*Task to complete:*
Your task is to reproduce the entries below word for word.

*Supplied material:*
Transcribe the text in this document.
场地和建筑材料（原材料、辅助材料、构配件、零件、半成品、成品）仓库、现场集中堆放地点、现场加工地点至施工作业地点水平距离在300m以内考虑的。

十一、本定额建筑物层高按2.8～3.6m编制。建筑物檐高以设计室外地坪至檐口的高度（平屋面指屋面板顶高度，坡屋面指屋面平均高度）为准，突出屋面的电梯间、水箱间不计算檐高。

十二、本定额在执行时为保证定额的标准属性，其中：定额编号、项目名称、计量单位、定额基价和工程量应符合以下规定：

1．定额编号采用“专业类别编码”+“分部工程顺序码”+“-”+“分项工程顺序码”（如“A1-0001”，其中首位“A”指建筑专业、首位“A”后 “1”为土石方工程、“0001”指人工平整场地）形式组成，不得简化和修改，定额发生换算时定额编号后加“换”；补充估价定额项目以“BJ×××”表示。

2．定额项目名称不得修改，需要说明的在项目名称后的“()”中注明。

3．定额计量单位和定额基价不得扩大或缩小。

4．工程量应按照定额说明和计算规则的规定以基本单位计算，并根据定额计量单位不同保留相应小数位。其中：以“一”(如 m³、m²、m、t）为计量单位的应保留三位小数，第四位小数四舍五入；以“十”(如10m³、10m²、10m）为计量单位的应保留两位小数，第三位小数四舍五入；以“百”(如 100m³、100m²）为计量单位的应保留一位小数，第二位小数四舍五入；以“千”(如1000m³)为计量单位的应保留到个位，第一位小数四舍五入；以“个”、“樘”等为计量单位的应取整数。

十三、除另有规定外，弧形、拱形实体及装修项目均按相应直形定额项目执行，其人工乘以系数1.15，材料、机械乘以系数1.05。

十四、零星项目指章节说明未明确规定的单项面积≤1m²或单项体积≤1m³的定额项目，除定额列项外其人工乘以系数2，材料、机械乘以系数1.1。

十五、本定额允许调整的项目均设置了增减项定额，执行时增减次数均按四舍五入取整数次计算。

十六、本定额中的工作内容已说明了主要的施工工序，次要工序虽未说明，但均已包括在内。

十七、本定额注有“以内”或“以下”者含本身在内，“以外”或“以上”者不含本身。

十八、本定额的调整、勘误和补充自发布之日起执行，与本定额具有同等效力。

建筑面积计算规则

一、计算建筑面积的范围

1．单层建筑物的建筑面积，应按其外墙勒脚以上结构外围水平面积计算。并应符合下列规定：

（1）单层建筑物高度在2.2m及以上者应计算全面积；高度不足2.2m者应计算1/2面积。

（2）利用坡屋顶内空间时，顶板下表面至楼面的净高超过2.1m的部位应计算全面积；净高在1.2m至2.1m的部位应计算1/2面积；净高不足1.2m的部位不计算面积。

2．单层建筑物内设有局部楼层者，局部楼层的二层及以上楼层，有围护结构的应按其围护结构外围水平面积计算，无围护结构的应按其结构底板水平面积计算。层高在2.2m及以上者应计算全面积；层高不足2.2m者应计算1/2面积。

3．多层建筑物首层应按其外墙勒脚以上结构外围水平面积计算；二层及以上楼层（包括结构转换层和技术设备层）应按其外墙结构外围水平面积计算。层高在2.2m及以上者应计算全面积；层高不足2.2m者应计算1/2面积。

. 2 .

*Full output:*
Transcribe the text in this document.
场地和建筑材料（原材料、辅助材料、构配件、零件、半成品、成品）仓库、现场集中堆放地点、现场加工地点至施工作业地点水平距离在300m以内考虑的。

十一、本定额建筑物层高按2.8～3.6m编制。建筑物檐高以设计室外地坪至檐口的高度（平屋面指屋面板顶高度，坡屋面指屋面平均高度）为准，突出屋面的电梯间、水箱间不计算檐高。

十二、本定额在执行时为保证定额的标准属性，其中：定额编号、项目名称、计量单位、定额基价和工程量应符合以下规定：

1．定额编号采用“专业类别编码”+“分部工程顺序码”+“-”+“分项工程顺序码”（如“A1-0001”，其中首位“A”指建筑专业、首位“A”后 “1”为土石方工程、“0001”指人工平整场地）形式组成，不得简化和修改，定额发生换算时定额编号后加“换”；补充估价定额项目以“BJ×××”表示。

2．定额项目名称不得修改，需要说明的在项目名称后的“()”中注明。

3．定额计量单位和定额基价不得扩大或缩小。

4．工程量应按照定额说明和计算规则的规定以基本单位计算，并根据定额计量单位不同保留相应小数位。其中：以“一”(如 m³、m²、m、t）为计量单位的应保留三位小数，第四位小数四舍五入；以“十”(如10m³、10m²、10m）为计量单位的应保留两位小数，第三位小数四舍五入；以“百”(如 100m³、100m²）为计量单位的应保留一位小数，第二位小数四舍五入；以“千”(如1000m³)为计量单位的应保留到个位，第一位小数四舍五入；以“个”、“樘”等为计量单位的应取整数。

十三、除另有规定外，弧形、拱形实体及装修项目均按相应直形定额项目执行，其人工乘以系数1.15，材料、机械乘以系数1.05。

十四、零星项目指章节说明未明确规定的单项面积≤1m²或单项体积≤1m³的定额项目，除定额列项外其人工乘以系数2，材料、机械乘以系数1.1。

十五、本定额允许调整的项目均设置了增减项定额，执行时增减次数均按四舍五入取整数次计算。

十六、本定额中的工作内容已说明了主要的施工工序，次要工序虽未说明，但均已包括在内。

十七、本定额注有“以内”或“以下”者含本身在内，“以外”或“以上”者不含本身。

十八、本定额的调整、勘误和补充自发布之日起执行，与本定额具有同等效力。

建筑面积计算规则

一、计算建筑面积的范围

1．单层建筑物的建筑面积，应按其外墙勒脚以上结构外围水平面积计算。并应符合下列规定：

（1）单层建筑物高度在2.2m及以上者应计算全面积；高度不足2.2m者应计算1/2面积。

（2）利用坡屋顶内空间时，顶板下表面至楼面的净高超过2.1m的部位应计算全面积；净高在1.2m至2.1m的部位应计算1/2面积；净高不足1.2m的部位不计算面积。

2．单层建筑物内设有局部楼层者，局部楼层的二层及以上楼层，有围护结构的应按其围护结构外围水平面积计算，无围护结构的应按其结构底板水平面积计算。层高在2.2m及以上者应计算全面积；层高不足2.2m者应计算1/2面积。

3．多层建筑物首层应按其外墙勒脚以上结构外围水平面积计算；二层及以上楼层（包括结构转换层和技术设备层）应按其外墙结构外围水平面积计算。层高在2.2m及以上者应计算全面积；层高不足2.2m者应计算1/2面积。

. 2 .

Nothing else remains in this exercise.